━━━━━ The input
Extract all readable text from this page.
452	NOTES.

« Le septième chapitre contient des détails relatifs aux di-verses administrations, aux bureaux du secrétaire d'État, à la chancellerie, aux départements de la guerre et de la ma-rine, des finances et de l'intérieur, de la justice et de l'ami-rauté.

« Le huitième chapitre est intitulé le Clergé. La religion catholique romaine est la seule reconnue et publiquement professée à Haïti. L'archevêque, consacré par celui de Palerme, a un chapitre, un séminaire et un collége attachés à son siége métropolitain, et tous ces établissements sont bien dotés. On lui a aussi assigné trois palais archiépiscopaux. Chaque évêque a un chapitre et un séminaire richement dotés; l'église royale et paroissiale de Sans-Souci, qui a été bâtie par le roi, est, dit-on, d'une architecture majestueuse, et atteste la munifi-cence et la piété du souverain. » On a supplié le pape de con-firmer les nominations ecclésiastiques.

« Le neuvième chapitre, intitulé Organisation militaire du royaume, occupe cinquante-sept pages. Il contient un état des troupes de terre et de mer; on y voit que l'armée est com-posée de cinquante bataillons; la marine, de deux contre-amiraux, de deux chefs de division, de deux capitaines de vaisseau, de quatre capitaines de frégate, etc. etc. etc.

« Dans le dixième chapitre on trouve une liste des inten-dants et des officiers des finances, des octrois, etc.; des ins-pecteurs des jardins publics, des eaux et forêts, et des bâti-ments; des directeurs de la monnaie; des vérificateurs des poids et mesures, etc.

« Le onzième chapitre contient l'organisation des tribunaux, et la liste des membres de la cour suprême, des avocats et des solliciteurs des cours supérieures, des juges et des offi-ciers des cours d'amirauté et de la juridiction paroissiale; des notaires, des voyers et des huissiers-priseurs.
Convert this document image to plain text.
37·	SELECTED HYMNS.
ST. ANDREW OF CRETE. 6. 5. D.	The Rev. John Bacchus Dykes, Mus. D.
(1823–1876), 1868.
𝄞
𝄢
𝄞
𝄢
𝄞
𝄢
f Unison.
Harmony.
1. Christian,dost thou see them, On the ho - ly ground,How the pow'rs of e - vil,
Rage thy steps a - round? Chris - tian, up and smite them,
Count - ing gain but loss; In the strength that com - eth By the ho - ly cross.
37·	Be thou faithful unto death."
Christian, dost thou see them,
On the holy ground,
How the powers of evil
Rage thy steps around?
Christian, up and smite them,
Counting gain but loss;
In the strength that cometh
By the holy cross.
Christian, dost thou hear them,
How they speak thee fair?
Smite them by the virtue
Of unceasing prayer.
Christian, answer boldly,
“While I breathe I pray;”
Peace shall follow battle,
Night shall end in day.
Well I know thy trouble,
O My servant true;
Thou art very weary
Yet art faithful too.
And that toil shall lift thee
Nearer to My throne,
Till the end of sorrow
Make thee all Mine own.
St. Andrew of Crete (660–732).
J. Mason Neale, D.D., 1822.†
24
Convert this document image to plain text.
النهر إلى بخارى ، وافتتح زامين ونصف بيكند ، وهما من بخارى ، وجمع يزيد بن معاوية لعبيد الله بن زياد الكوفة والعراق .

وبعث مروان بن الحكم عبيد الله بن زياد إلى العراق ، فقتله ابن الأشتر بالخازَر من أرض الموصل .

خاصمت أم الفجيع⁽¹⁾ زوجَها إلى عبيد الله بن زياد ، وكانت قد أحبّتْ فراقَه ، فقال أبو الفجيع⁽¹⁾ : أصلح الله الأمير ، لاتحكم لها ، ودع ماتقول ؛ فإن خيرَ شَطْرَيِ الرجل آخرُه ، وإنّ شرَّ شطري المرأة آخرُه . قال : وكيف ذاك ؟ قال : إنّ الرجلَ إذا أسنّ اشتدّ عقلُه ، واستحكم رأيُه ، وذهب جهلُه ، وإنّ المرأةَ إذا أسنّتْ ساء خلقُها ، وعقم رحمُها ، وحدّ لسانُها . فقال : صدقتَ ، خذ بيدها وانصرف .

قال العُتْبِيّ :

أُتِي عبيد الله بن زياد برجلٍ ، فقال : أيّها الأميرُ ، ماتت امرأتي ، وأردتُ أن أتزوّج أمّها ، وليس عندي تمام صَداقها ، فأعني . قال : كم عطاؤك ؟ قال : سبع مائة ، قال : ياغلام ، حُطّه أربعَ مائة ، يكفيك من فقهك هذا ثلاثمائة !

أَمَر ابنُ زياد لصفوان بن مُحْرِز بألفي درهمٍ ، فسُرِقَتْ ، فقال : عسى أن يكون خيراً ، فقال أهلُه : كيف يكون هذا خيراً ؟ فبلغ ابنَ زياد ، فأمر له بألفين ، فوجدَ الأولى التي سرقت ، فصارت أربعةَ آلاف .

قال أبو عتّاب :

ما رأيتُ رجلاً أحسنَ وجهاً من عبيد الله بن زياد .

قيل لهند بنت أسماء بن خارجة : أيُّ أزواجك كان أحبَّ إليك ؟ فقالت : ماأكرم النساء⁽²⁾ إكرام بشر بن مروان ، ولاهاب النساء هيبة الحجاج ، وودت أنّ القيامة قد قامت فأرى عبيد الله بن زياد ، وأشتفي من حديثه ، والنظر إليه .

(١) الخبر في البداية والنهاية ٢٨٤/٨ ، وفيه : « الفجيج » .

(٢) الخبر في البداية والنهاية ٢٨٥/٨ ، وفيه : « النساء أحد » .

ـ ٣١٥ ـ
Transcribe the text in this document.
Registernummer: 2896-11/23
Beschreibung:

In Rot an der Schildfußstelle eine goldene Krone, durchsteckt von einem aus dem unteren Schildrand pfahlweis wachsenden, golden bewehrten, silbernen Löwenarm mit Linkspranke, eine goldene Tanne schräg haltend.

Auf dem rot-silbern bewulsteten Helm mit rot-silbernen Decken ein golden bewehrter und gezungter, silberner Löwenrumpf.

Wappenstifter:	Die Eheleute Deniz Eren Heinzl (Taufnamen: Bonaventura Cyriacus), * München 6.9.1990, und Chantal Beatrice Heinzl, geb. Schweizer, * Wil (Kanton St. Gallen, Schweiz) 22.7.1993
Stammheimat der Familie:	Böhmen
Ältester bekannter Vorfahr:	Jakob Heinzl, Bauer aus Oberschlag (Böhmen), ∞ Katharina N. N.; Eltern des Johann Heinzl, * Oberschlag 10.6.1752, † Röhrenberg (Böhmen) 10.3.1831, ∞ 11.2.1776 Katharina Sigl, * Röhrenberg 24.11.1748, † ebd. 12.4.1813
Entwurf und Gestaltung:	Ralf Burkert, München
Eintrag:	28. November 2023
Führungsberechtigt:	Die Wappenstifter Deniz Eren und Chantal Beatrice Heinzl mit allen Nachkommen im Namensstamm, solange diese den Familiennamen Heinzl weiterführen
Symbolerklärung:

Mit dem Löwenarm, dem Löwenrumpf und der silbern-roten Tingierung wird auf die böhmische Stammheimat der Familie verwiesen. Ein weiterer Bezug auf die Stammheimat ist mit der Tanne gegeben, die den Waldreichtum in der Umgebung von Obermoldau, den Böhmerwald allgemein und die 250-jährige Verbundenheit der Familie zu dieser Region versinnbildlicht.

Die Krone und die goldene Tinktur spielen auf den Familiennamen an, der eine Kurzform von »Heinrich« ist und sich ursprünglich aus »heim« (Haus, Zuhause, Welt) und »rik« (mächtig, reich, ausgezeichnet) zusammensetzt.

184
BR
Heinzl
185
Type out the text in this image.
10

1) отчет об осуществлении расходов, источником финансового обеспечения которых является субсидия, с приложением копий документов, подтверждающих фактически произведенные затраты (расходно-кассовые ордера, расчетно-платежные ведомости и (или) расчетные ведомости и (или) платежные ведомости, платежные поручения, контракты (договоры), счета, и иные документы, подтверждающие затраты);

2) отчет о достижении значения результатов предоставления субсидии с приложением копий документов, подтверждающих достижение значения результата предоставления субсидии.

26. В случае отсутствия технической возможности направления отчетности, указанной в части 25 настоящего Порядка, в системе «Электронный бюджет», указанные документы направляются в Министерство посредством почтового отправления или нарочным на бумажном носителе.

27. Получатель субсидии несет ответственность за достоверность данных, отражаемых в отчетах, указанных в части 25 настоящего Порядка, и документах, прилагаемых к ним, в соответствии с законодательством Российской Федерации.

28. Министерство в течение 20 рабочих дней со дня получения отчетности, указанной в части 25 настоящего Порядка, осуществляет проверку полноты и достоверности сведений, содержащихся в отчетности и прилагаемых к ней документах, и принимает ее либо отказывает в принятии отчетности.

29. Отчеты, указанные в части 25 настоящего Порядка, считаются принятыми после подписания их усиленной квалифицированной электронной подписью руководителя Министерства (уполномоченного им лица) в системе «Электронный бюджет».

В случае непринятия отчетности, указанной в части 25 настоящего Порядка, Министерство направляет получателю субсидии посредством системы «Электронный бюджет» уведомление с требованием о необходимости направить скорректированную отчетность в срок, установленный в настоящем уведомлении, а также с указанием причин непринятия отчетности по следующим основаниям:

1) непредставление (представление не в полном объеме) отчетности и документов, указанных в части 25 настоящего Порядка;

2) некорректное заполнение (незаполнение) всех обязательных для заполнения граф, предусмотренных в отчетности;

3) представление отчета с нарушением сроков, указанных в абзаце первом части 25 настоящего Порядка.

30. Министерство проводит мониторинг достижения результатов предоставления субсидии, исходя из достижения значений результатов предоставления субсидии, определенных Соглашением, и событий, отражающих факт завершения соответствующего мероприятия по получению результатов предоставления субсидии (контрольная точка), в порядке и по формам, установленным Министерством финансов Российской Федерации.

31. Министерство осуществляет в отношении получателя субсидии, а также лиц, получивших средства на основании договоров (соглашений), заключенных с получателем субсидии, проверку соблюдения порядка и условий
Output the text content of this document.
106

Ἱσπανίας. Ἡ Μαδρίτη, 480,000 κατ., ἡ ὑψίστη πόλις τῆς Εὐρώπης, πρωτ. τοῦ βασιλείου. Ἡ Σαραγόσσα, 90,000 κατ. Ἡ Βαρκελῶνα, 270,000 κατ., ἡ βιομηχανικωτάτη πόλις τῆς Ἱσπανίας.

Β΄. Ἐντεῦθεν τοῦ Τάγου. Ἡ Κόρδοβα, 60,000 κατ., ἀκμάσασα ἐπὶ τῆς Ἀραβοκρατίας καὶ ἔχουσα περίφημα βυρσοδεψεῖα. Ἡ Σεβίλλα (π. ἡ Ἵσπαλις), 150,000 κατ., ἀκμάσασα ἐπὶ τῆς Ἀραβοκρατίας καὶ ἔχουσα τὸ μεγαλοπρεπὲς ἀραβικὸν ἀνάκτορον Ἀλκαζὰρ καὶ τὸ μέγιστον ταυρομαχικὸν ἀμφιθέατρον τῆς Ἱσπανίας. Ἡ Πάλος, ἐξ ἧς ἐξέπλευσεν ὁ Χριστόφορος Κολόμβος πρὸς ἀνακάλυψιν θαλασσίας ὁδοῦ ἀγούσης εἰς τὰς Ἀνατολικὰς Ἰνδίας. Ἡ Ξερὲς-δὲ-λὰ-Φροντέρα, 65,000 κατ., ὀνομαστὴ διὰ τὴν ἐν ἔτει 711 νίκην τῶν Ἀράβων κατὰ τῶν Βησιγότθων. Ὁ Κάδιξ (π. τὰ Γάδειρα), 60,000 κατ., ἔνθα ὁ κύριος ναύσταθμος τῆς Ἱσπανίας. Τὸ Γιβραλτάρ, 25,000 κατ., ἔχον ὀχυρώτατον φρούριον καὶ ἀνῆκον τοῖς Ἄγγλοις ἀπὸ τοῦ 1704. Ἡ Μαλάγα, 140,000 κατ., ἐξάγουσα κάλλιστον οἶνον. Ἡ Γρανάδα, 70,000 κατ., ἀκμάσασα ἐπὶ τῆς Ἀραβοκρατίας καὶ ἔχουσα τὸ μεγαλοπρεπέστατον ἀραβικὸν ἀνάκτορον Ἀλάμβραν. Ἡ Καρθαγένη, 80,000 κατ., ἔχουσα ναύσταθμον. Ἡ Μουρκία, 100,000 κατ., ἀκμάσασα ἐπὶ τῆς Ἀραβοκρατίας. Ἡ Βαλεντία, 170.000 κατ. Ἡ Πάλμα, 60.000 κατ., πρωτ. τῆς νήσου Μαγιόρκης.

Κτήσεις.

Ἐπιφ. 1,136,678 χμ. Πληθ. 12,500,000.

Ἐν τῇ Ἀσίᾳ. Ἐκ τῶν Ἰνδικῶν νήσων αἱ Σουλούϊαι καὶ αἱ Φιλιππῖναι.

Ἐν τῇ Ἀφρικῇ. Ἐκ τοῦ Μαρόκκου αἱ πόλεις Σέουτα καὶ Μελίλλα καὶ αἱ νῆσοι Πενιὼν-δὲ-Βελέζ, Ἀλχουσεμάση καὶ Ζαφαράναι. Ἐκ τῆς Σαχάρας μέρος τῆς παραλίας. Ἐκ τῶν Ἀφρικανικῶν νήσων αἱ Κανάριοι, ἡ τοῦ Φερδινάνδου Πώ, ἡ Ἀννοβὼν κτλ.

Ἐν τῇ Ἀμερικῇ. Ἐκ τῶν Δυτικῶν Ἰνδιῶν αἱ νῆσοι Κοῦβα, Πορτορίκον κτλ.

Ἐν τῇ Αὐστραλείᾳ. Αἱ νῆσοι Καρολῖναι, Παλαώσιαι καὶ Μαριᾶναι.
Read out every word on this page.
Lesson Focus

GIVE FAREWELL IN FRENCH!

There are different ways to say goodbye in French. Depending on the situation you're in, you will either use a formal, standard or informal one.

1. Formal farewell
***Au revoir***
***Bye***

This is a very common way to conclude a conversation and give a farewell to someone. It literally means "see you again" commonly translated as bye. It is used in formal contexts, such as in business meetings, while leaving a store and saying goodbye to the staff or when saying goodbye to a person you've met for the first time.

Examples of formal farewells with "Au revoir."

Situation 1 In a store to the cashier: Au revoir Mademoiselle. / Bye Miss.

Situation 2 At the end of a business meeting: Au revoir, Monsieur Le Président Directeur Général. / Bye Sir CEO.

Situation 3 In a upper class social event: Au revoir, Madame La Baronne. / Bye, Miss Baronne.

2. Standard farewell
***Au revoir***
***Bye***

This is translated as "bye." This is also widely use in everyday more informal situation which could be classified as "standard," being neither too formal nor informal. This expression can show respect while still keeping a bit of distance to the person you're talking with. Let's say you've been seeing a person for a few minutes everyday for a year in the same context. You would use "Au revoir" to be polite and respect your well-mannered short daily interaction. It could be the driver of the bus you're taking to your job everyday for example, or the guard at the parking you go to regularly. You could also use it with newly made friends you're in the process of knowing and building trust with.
━━━━━━━━━━
_Problem to solve_
Look through the material above and work out how many of its lines contain "البداية". State the number only.

_Solution for this problem_
2